--- Challenges ---
1. According to the DOTS requirements text, what is out of scope for the document?
2. Copy word for word the passage of the DOTS requirements text between "The DOTS protocol must, at" and "for this document.", inclusive.

--- Source extract ---
************

The expected layout and interactions amongst DOTS entities is described in the DOTS Architecture [DOTS-ARCH].

The goal of the DOTS requirements specification is to specify the requirements for DOTS signal channel and data channel protocols that have different application and transport-layer requirements. This section describes the required features and characteristics of the DOTS protocols.

The goal of DOTS protocols is to enable and manage mitigation on behalf of a network domain or resource that is or may become the focus of a DDoS attack. An active DDoS attack against the entity controlling the DOTS client need not be present before establishing a communication channel between DOTS agents. Indeed, establishing a relationship with peer DOTS agents during normal network conditions provides the foundation for a more rapid attack response against future attacks, as all interactions setting up DOTS, including any business or service-level agreements, are already complete. Reachability information of peer DOTS agents is provisioned to a DOTS client using a variety of manual or dynamic methods. Once a relationship between DOTS agents is established, regular communication between DOTS clients and servers enables a common understanding of the DOTS agents' health and activity.

The DOTS protocol must, at a minimum, make it possible for a DOTS client to request aid mounting a defense against a suspected attack. This defense could be coordinated by a DOTS server and include signaling within or between domains as requested by local operators. DOTS clients should similarly be able to withdraw aid requests. DOTS requires no justification from DOTS clients for requests for help, nor do DOTS clients need to justify withdrawing help requests; the decision is local to the DOTS clients' domain. Multihomed DOTS clients must be able to select the appropriate DOTS server(s) to which a mitigation request is to be sent. The method for selecting the appropriate DOTS server in a multihomed environment is out of scope for this document.

************

--- Available data ---
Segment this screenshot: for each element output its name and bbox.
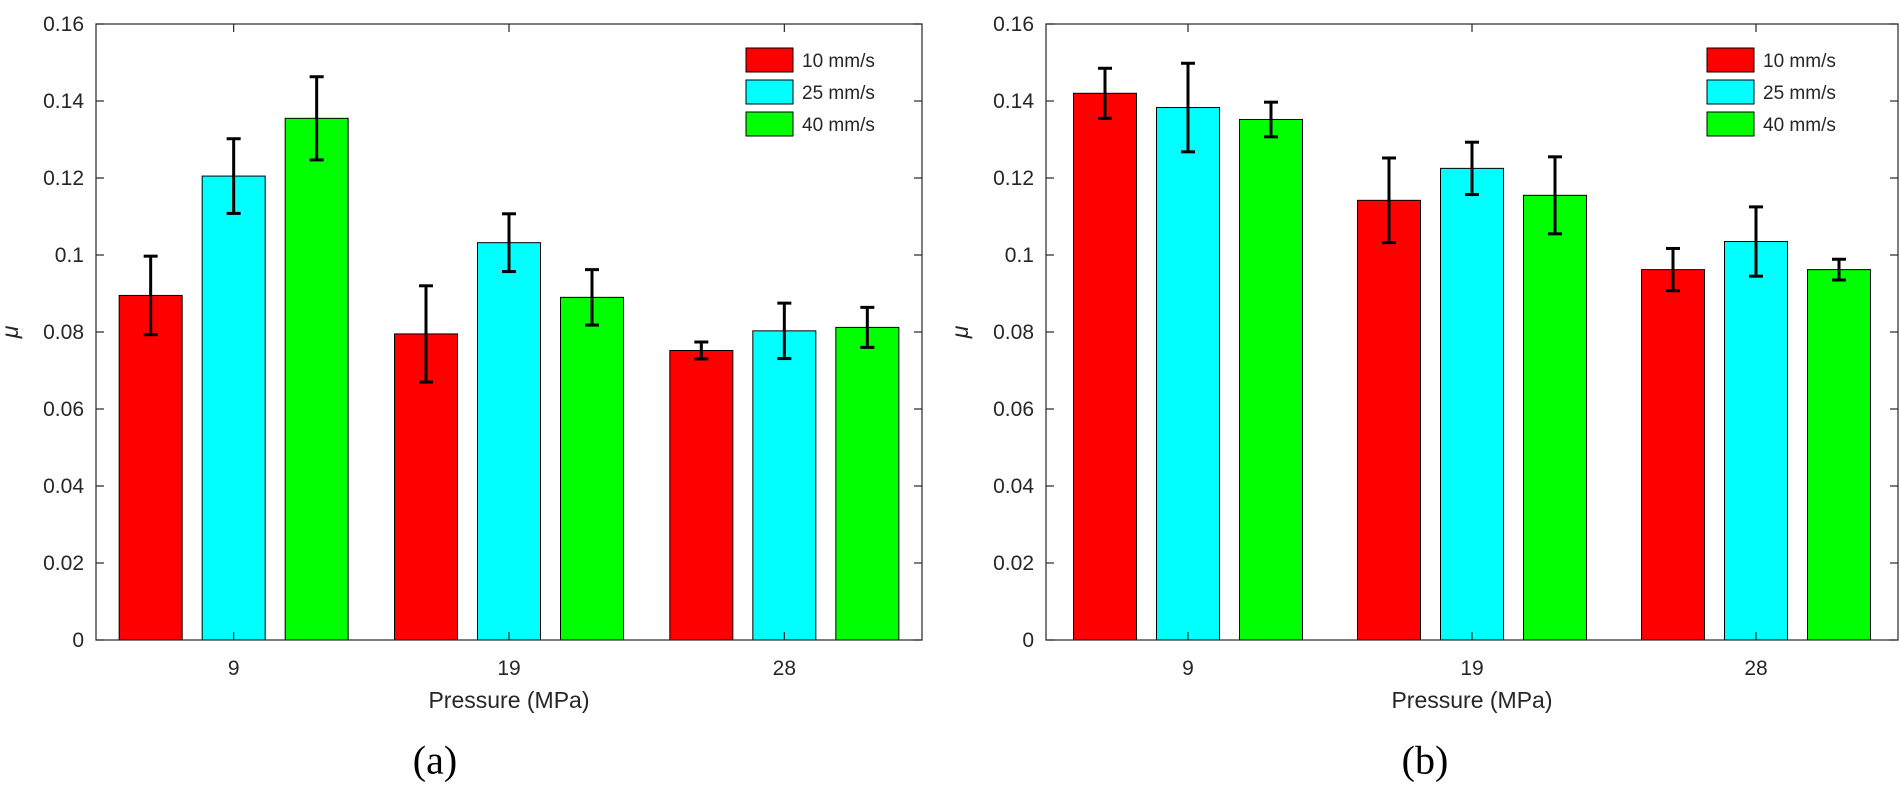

************

--- Final results ---
1. The method for selecting the appropriate DOTS server in a multihomed environment.

2.
The DOTS protocol must, at a minimum, make it possible for a DOTS client to request aid mounting a defense against a suspected attack. This defense could be coordinated by a DOTS server and include signaling within or between domains as requested by local operators. DOTS clients should similarly be able to withdraw aid requests. DOTS requires no justification from DOTS clients for requests for help, nor do DOTS clients need to justify withdrawing help requests; the decision is local to the DOTS clients' domain. Multihomed DOTS clients must be able to select the appropriate DOTS server(s) to which a mitigation request is to be sent. The method for selecting the appropriate DOTS server in a multihomed environment is out of scope for this document.